**Source text:**
[START]
The 704th Military Intelligence Brigade, a subordinate unit of the U.S. Army Intelligence and Security Command, conducts synchronized full-spectrum signals intelligence, computer network, and information assurance operations directly and through the National Security Agency to satisfy national, joint, combined and Army information requirements.

 Headquarters and Headquarters Company
  741st Military Intelligence Battalion
  742nd Military Intelligence Battalion
  743rd Military Intelligence Battalion
 United States Army Technical Support Squadron (USATSS)

741st MI Battalion 
This Battalion is stationed at Fort George G. Meade, Maryland.

The 741st MI Battalion provides soldiers to conduct information superiority operations within the National Security Agency and Central Security Service; linguist support to the National Security Agency, the intelligence community and other U.S. government agencies; and operates the Joint Training Center on behalf of the INSCOM, Air Intelligence Agency and Naval Network Warfare Command.
[END]
**Dataset content:**
[START]
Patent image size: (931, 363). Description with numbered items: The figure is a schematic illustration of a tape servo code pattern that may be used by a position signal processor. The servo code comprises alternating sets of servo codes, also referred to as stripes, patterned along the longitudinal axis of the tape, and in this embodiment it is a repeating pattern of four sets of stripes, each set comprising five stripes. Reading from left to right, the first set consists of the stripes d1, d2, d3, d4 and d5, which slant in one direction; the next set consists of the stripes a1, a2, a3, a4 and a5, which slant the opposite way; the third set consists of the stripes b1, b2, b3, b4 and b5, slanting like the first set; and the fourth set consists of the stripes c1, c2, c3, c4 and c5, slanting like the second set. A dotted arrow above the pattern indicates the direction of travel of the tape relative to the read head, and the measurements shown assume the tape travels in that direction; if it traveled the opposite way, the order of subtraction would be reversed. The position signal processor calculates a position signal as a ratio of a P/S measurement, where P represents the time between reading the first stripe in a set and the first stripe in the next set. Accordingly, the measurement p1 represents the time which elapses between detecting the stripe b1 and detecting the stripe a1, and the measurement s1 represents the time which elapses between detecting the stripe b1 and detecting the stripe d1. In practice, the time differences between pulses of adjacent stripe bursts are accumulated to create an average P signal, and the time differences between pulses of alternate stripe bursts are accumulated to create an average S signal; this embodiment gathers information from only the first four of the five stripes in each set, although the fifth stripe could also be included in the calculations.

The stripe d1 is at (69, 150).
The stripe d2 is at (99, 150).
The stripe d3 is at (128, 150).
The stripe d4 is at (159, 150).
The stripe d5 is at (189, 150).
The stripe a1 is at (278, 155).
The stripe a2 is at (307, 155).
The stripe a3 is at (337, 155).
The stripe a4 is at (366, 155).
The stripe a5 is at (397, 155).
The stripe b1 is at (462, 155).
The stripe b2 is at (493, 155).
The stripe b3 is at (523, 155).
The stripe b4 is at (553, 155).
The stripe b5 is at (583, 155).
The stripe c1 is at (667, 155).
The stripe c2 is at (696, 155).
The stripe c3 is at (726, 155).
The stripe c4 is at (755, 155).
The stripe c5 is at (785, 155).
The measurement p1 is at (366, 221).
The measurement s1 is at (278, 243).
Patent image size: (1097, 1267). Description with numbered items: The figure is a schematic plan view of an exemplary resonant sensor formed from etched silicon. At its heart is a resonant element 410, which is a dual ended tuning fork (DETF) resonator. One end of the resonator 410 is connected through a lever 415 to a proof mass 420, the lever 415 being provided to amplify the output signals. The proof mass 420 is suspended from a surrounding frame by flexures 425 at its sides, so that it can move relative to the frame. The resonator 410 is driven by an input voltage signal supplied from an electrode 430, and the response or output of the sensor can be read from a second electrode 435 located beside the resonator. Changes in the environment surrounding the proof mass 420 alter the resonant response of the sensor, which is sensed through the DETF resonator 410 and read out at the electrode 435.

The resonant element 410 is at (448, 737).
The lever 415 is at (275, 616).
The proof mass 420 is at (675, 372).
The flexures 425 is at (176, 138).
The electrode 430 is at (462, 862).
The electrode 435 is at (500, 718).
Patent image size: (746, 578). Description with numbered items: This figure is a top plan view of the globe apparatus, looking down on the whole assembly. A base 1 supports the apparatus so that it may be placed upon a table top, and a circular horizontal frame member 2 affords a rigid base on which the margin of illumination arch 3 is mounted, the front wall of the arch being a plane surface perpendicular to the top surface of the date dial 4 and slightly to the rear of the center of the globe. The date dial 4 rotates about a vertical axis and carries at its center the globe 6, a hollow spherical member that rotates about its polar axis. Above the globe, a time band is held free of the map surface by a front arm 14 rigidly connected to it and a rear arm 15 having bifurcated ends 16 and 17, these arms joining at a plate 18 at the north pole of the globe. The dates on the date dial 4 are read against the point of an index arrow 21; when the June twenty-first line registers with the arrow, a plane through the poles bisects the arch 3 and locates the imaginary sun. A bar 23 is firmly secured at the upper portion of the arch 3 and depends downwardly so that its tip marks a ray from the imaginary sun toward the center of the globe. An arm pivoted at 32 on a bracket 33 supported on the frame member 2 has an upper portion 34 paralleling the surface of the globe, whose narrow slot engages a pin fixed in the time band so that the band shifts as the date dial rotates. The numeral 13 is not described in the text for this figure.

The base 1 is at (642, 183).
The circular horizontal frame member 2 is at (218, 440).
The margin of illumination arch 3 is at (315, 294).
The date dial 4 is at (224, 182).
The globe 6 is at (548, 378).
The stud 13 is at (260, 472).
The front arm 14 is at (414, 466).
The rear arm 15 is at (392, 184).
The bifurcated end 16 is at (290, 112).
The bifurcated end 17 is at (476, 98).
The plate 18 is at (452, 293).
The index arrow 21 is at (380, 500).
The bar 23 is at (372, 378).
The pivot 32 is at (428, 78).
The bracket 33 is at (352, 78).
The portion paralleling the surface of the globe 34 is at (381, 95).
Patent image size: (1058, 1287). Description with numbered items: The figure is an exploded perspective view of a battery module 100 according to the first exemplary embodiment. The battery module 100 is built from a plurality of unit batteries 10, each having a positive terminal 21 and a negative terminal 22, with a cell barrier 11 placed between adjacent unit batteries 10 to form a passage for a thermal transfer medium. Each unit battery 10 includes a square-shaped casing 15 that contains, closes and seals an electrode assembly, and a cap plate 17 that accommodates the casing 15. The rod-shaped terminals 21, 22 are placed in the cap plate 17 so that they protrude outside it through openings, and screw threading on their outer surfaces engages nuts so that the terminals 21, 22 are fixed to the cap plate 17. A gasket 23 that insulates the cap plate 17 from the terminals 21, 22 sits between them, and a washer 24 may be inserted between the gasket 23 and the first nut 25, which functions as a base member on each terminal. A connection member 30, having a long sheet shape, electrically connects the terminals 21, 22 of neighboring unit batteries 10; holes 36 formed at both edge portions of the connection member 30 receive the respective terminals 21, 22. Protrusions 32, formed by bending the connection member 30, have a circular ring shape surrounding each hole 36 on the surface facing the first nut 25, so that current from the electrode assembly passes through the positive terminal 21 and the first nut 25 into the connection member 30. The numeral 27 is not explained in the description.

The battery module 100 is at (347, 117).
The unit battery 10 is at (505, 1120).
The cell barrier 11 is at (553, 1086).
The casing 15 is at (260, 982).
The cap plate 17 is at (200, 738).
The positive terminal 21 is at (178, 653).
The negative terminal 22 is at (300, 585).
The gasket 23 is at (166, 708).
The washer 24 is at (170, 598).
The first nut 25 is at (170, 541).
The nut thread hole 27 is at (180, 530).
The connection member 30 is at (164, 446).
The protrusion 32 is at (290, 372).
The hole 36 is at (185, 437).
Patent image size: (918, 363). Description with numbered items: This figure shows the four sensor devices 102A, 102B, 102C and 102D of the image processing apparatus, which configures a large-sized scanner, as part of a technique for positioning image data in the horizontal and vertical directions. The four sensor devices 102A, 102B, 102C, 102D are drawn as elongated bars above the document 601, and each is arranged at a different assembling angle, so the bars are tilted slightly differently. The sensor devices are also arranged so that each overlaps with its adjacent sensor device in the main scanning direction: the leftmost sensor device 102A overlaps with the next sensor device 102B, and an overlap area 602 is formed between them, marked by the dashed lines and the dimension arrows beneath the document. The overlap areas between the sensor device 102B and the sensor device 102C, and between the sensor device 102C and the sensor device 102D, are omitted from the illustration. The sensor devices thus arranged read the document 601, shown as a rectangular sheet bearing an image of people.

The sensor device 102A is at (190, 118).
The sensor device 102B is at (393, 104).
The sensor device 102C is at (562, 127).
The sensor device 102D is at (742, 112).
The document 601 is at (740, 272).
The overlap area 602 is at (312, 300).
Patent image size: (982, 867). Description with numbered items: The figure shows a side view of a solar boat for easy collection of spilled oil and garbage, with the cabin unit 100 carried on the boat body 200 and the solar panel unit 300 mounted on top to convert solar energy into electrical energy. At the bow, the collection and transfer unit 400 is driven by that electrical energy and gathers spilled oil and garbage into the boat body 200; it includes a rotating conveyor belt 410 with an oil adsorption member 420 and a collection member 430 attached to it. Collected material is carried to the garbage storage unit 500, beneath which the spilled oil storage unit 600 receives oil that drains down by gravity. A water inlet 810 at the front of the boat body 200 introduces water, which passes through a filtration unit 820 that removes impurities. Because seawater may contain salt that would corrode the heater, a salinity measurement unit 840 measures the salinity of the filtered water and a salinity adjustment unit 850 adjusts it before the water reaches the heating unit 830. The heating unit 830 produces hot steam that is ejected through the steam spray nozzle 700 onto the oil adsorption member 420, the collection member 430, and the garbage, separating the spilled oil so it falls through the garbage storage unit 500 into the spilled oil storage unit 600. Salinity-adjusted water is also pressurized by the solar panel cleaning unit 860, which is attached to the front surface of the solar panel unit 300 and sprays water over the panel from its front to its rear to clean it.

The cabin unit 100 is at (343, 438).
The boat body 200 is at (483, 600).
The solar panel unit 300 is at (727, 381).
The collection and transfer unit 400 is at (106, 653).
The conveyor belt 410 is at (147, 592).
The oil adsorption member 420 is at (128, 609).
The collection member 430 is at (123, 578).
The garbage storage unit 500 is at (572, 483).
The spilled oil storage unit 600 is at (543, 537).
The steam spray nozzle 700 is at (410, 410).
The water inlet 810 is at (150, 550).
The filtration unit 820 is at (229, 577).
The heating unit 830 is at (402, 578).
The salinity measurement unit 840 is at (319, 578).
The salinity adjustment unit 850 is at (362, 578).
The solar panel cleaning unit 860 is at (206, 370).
[END]
**Directions:**
A – Name every subordinate unit that the passage on the 704th Military Intelligence Brigade lists under the brigade.
B – Reproduce word for word everything in the passage on the 704th Military Intelligence Brigade from "The 741st MI" down to "Network Warfare Command.".
C – Pick up the passage on the 704th Military Intelligence Brigade after its final sentence and carry it on.

**Responses per task:**
A –
Headquarters and Headquarters Company
741st Military Intelligence Battalion
742nd Military Intelligence Battalion
743rd Military Intelligence Battalion
United States Army Technical Support Squadron (USATSS)

B –
The 741st MI Battalion provides soldiers to conduct information superiority operations within the National Security Agency and Central Security Service; linguist support to the National Security Agency, the intelligence community and other U.S. government agencies; and operates the Joint Training Center on behalf of the INSCOM, Air Intelligence Agency and Naval Network Warfare Command.

C –
742nd MI Battalion  
Also at Fort George G. Meade, the 742nd conducts contributory analysis and reporting through the Army Technical Control and Analysis Element, carries out information operations and supports satellite communications systems.

743rd MI Battalion 
Located at Buckley Space Force Base, Colorado, the 743rd provides technically qualified “space smart” soldiers for exercises and in support of tactical commanders.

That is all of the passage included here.